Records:

━━━━━━━━

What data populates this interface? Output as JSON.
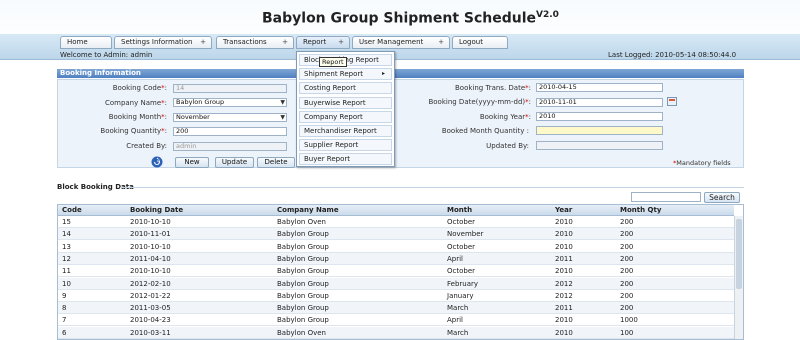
{
  "app": {
    "title": "Babylon Group Shipment Schedule",
    "version": "V2.0"
  },
  "nav": {
    "tabs": [
      {
        "label": "Home",
        "plus": ""
      },
      {
        "label": "Settings Information",
        "plus": "+"
      },
      {
        "label": "Transactions",
        "plus": "+"
      },
      {
        "label": "Report",
        "plus": "+"
      },
      {
        "label": "User Management",
        "plus": "+"
      },
      {
        "label": "Logout",
        "plus": ""
      }
    ]
  },
  "welcome": "Welcome to Admin: admin",
  "last_logged": "Last Logged: 2010-05-14 08:50:44.0",
  "booking_info": {
    "section_title": "Booking Information",
    "booking_code_label": "Booking Code",
    "booking_code_value": "14",
    "company_name_label": "Company Name",
    "company_name_value": "Babylon Group",
    "booking_month_label": "Booking Month",
    "booking_month_value": "November",
    "booking_quantity_label": "Booking Quantity",
    "booking_quantity_value": "200",
    "created_by_label": "Created By:",
    "created_by_value": "admin",
    "trans_date_label": "Booking Trans. Date",
    "trans_date_value": "2010-04-15",
    "booking_date_label": "Booking Date(yyyy-mm-dd)",
    "booking_date_value": "2010-11-01",
    "booking_year_label": "Booking Year",
    "booking_year_value": "2010",
    "booked_month_qty_label": "Booked Month Quantity :",
    "updated_by_label": "Updated By:",
    "req_mark": "*",
    "colon": ":",
    "btn_new": "New",
    "btn_update": "Update",
    "btn_delete": "Delete",
    "mandatory_mark": "*",
    "mandatory_text": "Mandatory fields"
  },
  "report_menu": {
    "items": [
      {
        "label": "Block Booking Report",
        "arrow": ""
      },
      {
        "label": "Shipment Report",
        "arrow": "▸"
      },
      {
        "label": "Costing Report",
        "arrow": ""
      },
      {
        "label": "Buyerwise Report",
        "arrow": ""
      },
      {
        "label": "Company Report",
        "arrow": ""
      },
      {
        "label": "Merchandiser Report",
        "arrow": ""
      },
      {
        "label": "Supplier Report",
        "arrow": ""
      },
      {
        "label": "Buyer Report",
        "arrow": ""
      }
    ],
    "tooltip": "Report"
  },
  "grid": {
    "title": "Block Booking Data",
    "search_label": "Search",
    "columns": [
      "Code",
      "Booking Date",
      "Company Name",
      "Month",
      "Year",
      "Month Qty"
    ],
    "rows": [
      [
        "15",
        "2010-10-10",
        "Babylon Oven",
        "October",
        "2010",
        "200"
      ],
      [
        "14",
        "2010-11-01",
        "Babylon Group",
        "November",
        "2010",
        "200"
      ],
      [
        "13",
        "2010-10-10",
        "Babylon Group",
        "October",
        "2010",
        "200"
      ],
      [
        "12",
        "2011-04-10",
        "Babylon Group",
        "April",
        "2011",
        "200"
      ],
      [
        "11",
        "2010-10-10",
        "Babylon Group",
        "October",
        "2010",
        "200"
      ],
      [
        "10",
        "2012-02-10",
        "Babylon Group",
        "February",
        "2012",
        "200"
      ],
      [
        "9",
        "2012-01-22",
        "Babylon Group",
        "January",
        "2012",
        "200"
      ],
      [
        "8",
        "2011-03-05",
        "Babylon Group",
        "March",
        "2011",
        "200"
      ],
      [
        "7",
        "2010-04-23",
        "Babylon Group",
        "April",
        "2010",
        "1000"
      ],
      [
        "6",
        "2010-03-11",
        "Babylon Oven",
        "March",
        "2010",
        "100"
      ]
    ]
  }
}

━━━━━━━━

Objective:
Pictures are excluded; output everything else in the data verbatim.

Answer to this exercise:
What data populates this interface? Output as JSON.
{
  "app": {
    "title": "Babylon Group Shipment Schedule",
    "version": "V2.0"
  },
  "nav": {
    "tabs": [
      {
        "label": "Home",
        "plus": ""
      },
      {
        "label": "Settings Information",
        "plus": "+"
      },
      {
        "label": "Transactions",
        "plus": "+"
      },
      {
        "label": "Report",
        "plus": "+"
      },
      {
        "label": "User Management",
        "plus": "+"
      },
      {
        "label": "Logout",
        "plus": ""
      }
    ]
  },
  "welcome": "Welcome to Admin: admin",
  "last_logged": "Last Logged: 2010-05-14 08:50:44.0",
  "booking_info": {
    "section_title": "Booking Information",
    "booking_code_label": "Booking Code",
    "booking_code_value": "14",
    "company_name_label": "Company Name",
    "company_name_value": "Babylon Group",
    "booking_month_label": "Booking Month",
    "booking_month_value": "November",
    "booking_quantity_label": "Booking Quantity",
    "booking_quantity_value": "200",
    "created_by_label": "Created By:",
    "created_by_value": "admin",
    "trans_date_label": "Booking Trans. Date",
    "trans_date_value": "2010-04-15",
    "booking_date_label": "Booking Date(yyyy-mm-dd)",
    "booking_date_value": "2010-11-01",
    "booking_year_label": "Booking Year",
    "booking_year_value": "2010",
    "booked_month_qty_label": "Booked Month Quantity :",
    "updated_by_label": "Updated By:",
    "req_mark": "*",
    "colon": ":",
    "btn_new": "New",
    "btn_update": "Update",
    "btn_delete": "Delete",
    "mandatory_mark": "*",
    "mandatory_text": "Mandatory fields"
  },
  "report_menu": {
    "items": [
      {
        "label": "Block Booking Report",
        "arrow": ""
      },
      {
        "label": "Shipment Report",
        "arrow": "▸"
      },
      {
        "label": "Costing Report",
        "arrow": ""
      },
      {
        "label": "Buyerwise Report",
        "arrow": ""
      },
      {
        "label": "Company Report",
        "arrow": ""
      },
      {
        "label": "Merchandiser Report",
        "arrow": ""
      },
      {
        "label": "Supplier Report",
        "arrow": ""
      },
      {
        "label": "Buyer Report",
        "arrow": ""
      }
    ],
    "tooltip": "Report"
  },
  "grid": {
    "title": "Block Booking Data",
    "search_label": "Search",
    "columns": [
      "Code",
      "Booking Date",
      "Company Name",
      "Month",
      "Year",
      "Month Qty"
    ],
    "rows": [
      [
        "15",
        "2010-10-10",
        "Babylon Oven",
        "October",
        "2010",
        "200"
      ],
      [
        "14",
        "2010-11-01",
        "Babylon Group",
        "November",
        "2010",
        "200"
      ],
      [
        "13",
        "2010-10-10",
        "Babylon Group",
        "October",
        "2010",
        "200"
      ],
      [
        "12",
        "2011-04-10",
        "Babylon Group",
        "April",
        "2011",
        "200"
      ],
      [
        "11",
        "2010-10-10",
        "Babylon Group",
        "October",
        "2010",
        "200"
      ],
      [
        "10",
        "2012-02-10",
        "Babylon Group",
        "February",
        "2012",
        "200"
      ],
      [
        "9",
        "2012-01-22",
        "Babylon Group",
        "January",
        "2012",
        "200"
      ],
      [
        "8",
        "2011-03-05",
        "Babylon Group",
        "March",
        "2011",
        "200"
      ],
      [
        "7",
        "2010-04-23",
        "Babylon Group",
        "April",
        "2010",
        "1000"
      ],
      [
        "6",
        "2010-03-11",
        "Babylon Oven",
        "March",
        "2010",
        "100"
      ]
    ]
  }
}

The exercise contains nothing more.